Search the data for the word "Click" and copy every line where it occurs.

═══ Source records

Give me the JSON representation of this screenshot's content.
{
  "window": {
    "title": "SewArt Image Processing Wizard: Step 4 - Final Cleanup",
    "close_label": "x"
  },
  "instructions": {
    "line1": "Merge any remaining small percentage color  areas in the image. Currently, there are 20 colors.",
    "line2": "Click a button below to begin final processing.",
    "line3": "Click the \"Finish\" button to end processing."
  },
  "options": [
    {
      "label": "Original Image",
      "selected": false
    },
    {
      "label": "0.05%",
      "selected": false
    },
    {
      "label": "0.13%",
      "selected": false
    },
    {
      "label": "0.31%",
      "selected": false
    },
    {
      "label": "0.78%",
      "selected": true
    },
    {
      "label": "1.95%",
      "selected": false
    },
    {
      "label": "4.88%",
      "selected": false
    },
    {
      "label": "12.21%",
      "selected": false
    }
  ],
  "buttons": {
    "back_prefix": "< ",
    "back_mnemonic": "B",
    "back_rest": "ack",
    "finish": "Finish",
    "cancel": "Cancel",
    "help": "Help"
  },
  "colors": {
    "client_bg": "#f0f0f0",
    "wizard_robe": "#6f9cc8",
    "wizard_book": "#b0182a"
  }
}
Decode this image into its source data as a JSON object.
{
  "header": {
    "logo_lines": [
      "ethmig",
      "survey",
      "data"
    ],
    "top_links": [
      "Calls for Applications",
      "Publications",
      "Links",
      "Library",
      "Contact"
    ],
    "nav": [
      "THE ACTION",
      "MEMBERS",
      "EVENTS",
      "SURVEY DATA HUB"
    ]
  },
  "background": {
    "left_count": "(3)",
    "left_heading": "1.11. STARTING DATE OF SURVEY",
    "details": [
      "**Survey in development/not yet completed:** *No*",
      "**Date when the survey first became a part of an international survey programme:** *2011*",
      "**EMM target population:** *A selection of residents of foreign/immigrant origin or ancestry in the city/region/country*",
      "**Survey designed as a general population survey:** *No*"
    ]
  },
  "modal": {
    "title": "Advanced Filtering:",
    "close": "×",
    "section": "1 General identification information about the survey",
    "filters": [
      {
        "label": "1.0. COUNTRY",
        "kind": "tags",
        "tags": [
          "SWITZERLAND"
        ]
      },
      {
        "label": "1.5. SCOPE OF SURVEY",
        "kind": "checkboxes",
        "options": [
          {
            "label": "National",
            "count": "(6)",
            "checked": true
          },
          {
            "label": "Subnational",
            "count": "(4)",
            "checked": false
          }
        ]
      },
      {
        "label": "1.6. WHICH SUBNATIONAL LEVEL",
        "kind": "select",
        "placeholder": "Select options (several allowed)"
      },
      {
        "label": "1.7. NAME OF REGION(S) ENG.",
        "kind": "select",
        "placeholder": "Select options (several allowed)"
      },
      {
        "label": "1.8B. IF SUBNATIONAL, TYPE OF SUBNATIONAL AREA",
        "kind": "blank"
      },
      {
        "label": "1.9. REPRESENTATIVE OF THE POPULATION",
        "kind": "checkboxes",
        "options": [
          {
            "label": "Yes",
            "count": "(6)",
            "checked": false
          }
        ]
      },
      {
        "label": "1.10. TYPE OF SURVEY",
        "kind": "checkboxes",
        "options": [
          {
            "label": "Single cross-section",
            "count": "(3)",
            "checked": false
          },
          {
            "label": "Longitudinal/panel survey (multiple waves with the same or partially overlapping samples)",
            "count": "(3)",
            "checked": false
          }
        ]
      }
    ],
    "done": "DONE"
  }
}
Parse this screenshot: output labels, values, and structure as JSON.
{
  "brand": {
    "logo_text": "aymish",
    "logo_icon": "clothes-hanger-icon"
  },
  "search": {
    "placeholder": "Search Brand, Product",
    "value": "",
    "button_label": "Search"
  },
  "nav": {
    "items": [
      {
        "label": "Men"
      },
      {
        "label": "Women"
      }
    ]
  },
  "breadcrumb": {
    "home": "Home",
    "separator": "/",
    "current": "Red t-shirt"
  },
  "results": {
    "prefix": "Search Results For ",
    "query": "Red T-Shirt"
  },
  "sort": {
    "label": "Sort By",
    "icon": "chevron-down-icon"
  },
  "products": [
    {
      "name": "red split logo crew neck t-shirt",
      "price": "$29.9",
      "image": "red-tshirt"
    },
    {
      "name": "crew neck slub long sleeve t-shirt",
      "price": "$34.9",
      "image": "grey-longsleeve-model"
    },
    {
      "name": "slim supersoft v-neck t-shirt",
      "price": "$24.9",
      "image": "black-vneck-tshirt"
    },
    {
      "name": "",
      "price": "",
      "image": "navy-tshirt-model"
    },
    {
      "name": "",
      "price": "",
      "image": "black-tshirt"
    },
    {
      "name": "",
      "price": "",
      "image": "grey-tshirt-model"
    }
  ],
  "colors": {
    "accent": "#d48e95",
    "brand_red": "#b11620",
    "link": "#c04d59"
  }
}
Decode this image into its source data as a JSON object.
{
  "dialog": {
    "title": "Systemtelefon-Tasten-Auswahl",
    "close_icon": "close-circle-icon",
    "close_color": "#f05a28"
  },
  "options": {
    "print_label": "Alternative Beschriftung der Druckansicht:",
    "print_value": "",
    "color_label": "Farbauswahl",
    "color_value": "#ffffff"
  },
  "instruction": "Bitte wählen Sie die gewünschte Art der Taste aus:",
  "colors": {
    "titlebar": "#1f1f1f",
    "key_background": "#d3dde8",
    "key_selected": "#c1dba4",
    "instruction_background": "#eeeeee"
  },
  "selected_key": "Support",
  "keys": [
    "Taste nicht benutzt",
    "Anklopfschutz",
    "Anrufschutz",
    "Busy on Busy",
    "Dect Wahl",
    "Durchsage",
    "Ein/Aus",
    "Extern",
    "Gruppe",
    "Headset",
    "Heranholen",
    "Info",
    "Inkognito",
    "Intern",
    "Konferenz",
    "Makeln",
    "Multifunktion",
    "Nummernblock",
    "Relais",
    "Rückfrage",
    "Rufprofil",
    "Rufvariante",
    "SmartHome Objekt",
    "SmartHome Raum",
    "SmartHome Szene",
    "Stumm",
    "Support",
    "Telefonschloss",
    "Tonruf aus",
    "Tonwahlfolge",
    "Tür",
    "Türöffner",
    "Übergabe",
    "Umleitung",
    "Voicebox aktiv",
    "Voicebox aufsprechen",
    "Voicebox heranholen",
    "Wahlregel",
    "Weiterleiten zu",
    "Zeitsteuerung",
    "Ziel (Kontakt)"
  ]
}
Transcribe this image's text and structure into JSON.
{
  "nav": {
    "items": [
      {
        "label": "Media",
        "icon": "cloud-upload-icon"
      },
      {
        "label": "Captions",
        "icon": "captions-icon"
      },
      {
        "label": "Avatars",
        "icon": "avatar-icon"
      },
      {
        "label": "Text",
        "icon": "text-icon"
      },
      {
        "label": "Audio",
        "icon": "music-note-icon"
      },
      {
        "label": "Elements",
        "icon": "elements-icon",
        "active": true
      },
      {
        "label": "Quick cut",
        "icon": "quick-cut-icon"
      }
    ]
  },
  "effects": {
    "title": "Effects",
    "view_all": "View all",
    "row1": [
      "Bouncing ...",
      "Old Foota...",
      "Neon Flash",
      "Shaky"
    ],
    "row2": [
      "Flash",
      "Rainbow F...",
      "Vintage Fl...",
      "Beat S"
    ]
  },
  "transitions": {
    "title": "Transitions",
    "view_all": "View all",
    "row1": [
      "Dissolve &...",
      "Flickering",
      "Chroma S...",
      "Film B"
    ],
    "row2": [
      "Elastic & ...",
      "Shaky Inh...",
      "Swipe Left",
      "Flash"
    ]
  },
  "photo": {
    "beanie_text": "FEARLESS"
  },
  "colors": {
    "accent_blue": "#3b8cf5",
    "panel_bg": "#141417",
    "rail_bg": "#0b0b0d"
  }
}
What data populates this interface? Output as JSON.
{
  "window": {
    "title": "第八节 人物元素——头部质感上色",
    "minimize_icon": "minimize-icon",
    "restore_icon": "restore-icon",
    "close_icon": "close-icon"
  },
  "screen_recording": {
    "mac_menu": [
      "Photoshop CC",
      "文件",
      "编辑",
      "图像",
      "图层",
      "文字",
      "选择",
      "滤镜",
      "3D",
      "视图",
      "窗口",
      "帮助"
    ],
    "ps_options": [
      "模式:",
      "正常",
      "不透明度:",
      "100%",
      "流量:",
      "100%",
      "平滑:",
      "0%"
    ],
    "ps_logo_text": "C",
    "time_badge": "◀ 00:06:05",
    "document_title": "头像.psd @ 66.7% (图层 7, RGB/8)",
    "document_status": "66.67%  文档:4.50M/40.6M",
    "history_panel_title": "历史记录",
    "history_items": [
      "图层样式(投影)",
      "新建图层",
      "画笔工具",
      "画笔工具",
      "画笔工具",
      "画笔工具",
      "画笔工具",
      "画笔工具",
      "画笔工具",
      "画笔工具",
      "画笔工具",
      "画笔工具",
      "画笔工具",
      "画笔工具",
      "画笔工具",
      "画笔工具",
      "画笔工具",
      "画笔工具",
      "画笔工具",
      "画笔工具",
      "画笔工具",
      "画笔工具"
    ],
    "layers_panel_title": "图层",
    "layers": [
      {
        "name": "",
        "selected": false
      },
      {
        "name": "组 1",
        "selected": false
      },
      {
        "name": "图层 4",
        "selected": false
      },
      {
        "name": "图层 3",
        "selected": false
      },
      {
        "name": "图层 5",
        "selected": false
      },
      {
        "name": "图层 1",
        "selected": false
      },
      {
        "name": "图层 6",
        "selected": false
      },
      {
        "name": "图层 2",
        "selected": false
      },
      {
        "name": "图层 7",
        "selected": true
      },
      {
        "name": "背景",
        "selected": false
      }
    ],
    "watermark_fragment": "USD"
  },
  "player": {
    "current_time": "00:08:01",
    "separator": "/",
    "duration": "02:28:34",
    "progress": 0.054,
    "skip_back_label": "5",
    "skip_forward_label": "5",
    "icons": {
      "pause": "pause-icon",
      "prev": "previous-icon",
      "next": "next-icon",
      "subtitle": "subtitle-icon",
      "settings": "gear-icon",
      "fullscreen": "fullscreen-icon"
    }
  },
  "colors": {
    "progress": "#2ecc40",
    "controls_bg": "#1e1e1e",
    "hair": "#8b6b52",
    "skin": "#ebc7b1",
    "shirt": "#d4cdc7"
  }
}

══════

• [Correct response]
    "line2": "Click a button below to begin final processing.",
    "line3": "Click the \"Finish\" button to end processing."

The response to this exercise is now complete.